[Begin Stored data]
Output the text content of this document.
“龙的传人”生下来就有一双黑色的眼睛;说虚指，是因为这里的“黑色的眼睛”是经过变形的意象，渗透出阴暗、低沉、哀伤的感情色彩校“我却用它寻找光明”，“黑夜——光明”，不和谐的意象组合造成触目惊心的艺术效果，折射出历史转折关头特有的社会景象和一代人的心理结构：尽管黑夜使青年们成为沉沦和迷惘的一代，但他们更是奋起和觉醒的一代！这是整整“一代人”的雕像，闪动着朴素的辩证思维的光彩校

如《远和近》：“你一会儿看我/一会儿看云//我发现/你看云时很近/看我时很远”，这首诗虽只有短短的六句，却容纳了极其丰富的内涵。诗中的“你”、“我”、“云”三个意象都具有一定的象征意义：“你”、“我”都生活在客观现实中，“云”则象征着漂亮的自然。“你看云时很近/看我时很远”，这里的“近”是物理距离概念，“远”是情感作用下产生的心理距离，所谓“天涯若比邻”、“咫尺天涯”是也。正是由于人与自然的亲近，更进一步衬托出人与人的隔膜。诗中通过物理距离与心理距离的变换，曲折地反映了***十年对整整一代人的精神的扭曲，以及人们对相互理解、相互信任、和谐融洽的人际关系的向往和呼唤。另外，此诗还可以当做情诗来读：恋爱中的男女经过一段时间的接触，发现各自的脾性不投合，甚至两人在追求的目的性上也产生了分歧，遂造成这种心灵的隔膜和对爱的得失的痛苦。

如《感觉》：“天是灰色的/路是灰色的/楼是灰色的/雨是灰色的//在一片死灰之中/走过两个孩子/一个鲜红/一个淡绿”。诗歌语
[End Stored data]
[Begin Stored data]
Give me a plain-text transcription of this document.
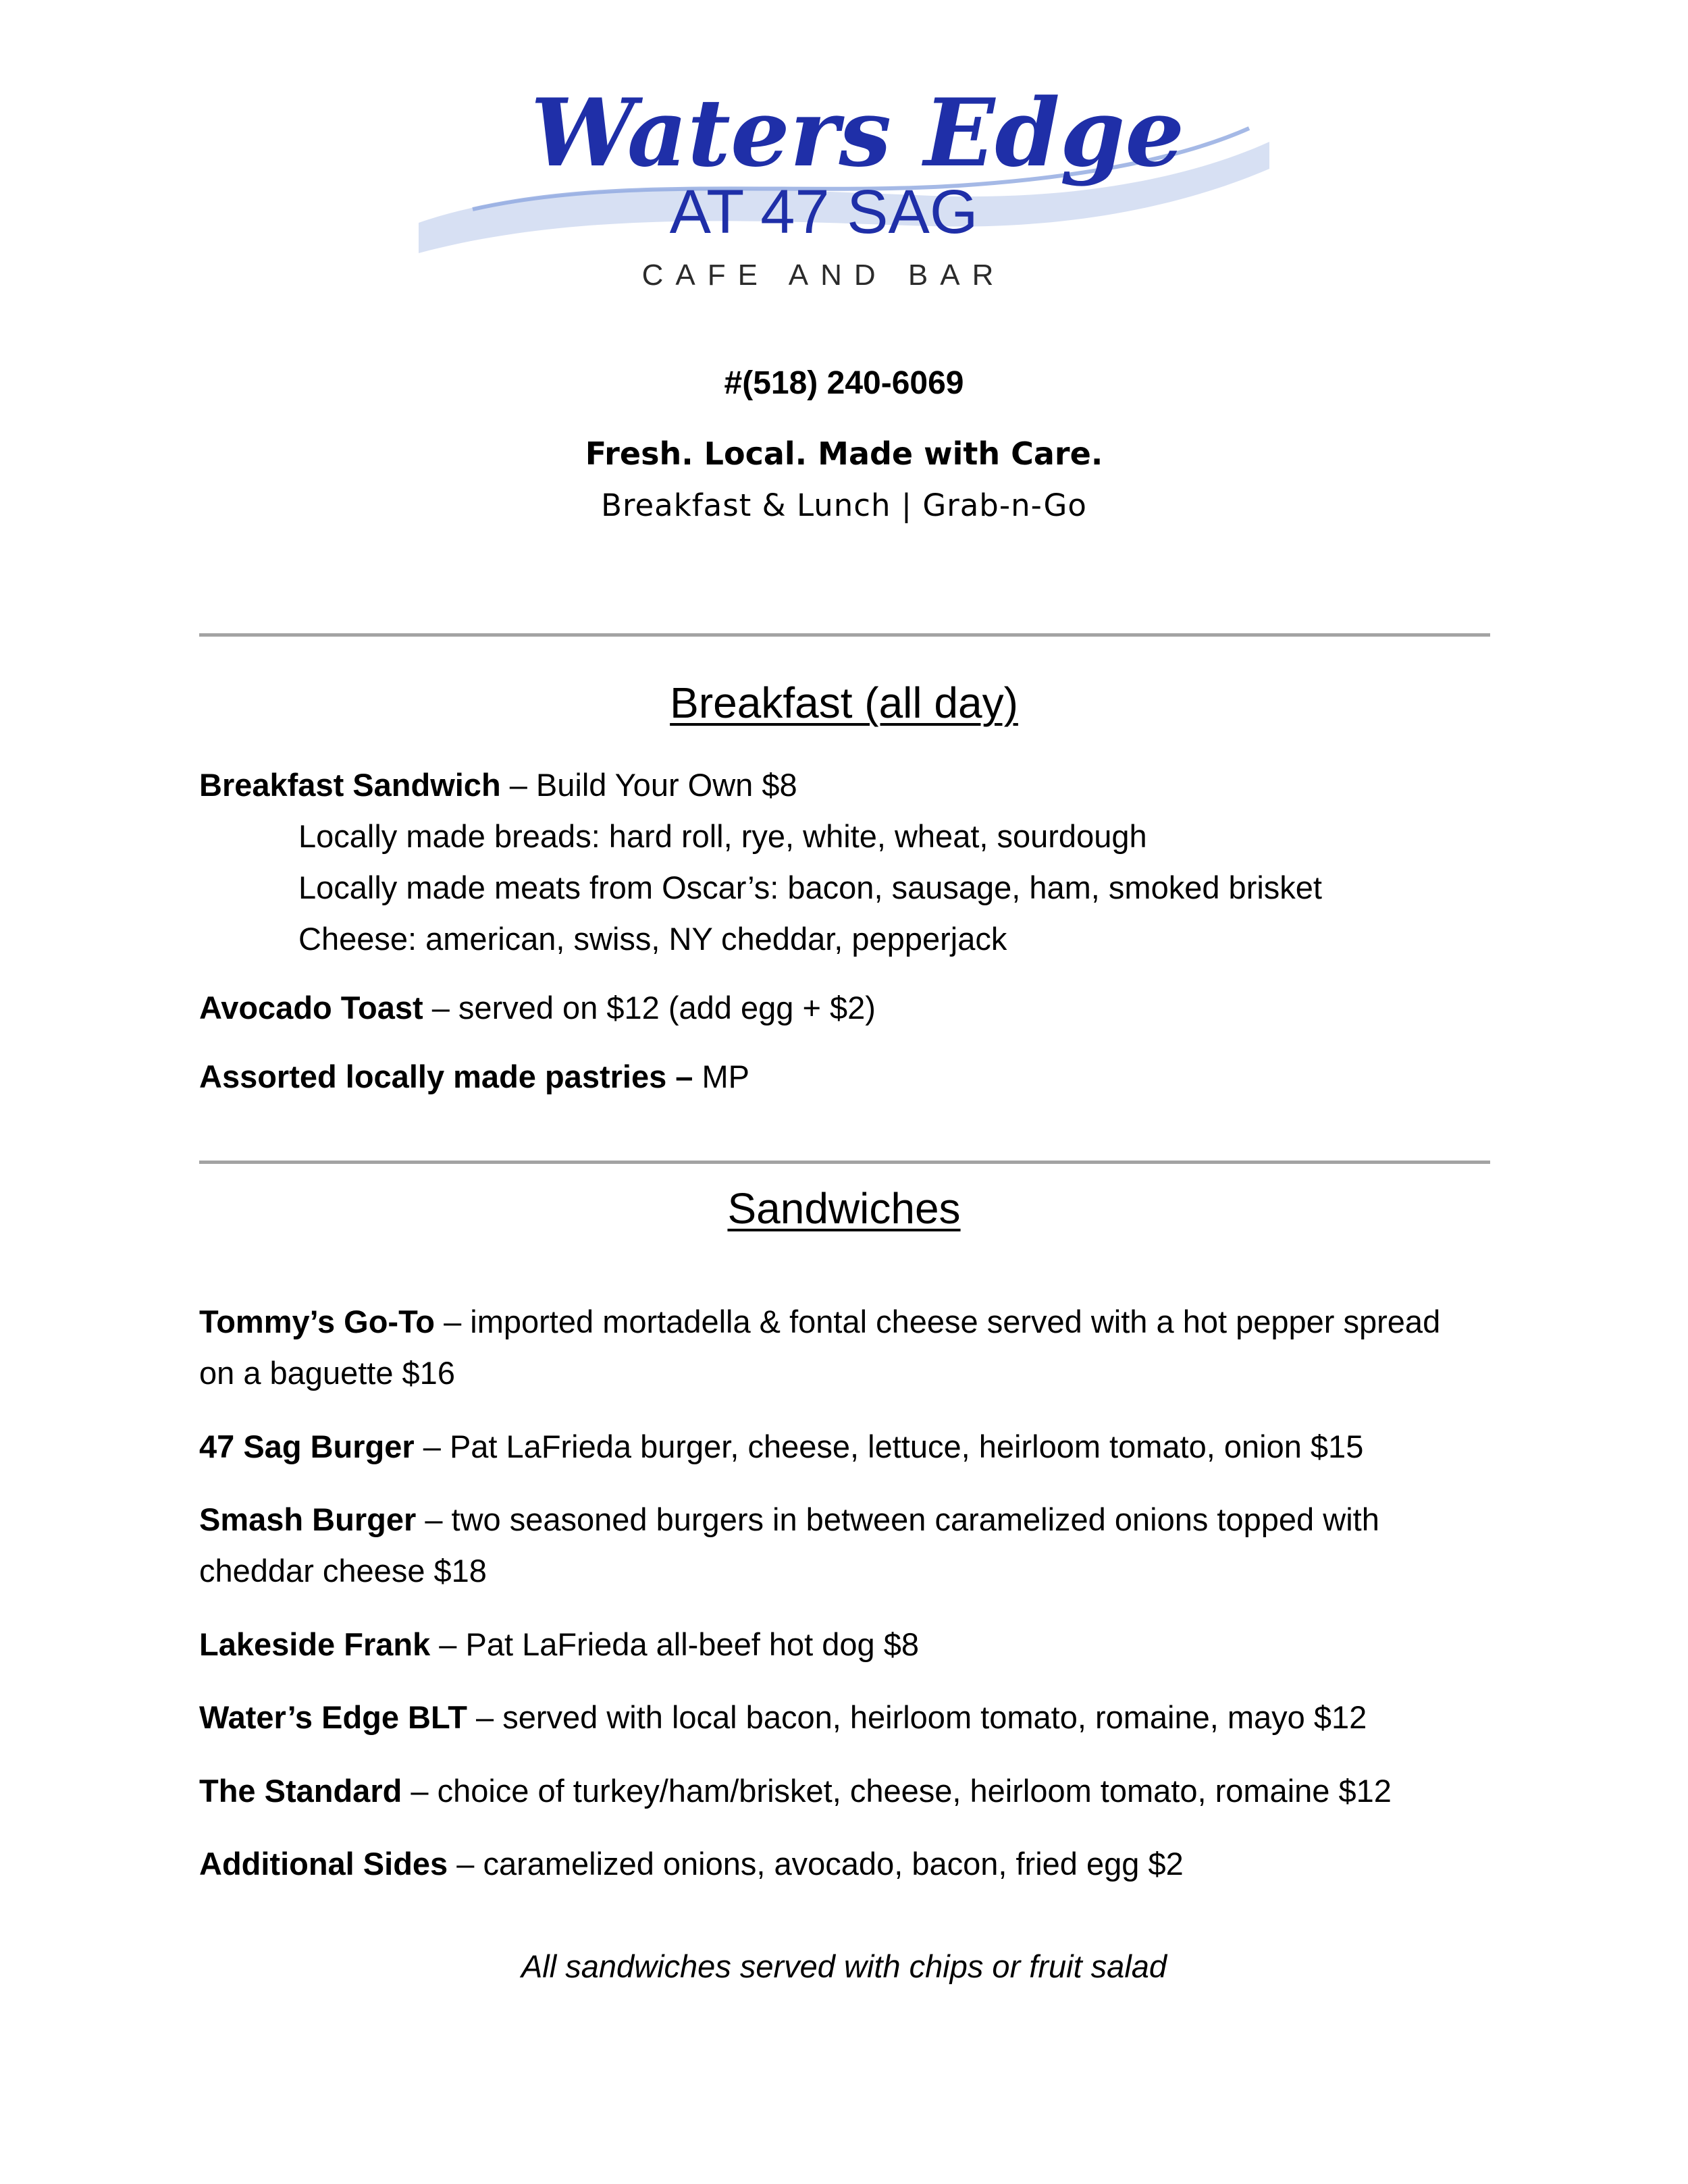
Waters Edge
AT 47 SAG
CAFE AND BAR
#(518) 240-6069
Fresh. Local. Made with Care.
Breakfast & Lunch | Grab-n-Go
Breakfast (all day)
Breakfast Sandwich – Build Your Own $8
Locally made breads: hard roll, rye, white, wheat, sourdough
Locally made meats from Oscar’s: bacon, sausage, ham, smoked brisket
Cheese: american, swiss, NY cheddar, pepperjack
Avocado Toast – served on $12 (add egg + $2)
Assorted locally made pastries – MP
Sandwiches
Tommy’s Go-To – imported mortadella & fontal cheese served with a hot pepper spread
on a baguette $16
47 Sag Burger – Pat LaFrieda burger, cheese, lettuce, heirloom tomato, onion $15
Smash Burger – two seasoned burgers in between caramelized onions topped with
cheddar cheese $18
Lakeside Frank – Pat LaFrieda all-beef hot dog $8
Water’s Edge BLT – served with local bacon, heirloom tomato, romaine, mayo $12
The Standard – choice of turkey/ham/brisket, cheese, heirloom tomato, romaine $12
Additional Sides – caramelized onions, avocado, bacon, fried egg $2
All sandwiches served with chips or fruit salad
[End Stored data]
Task: Using the listing above, gather each line that holds the string "onions" and copy it.

Exercise response:
Smash Burger – two seasoned burgers in between caramelized onions topped with
Additional Sides – caramelized onions, avocado, bacon, fried egg $2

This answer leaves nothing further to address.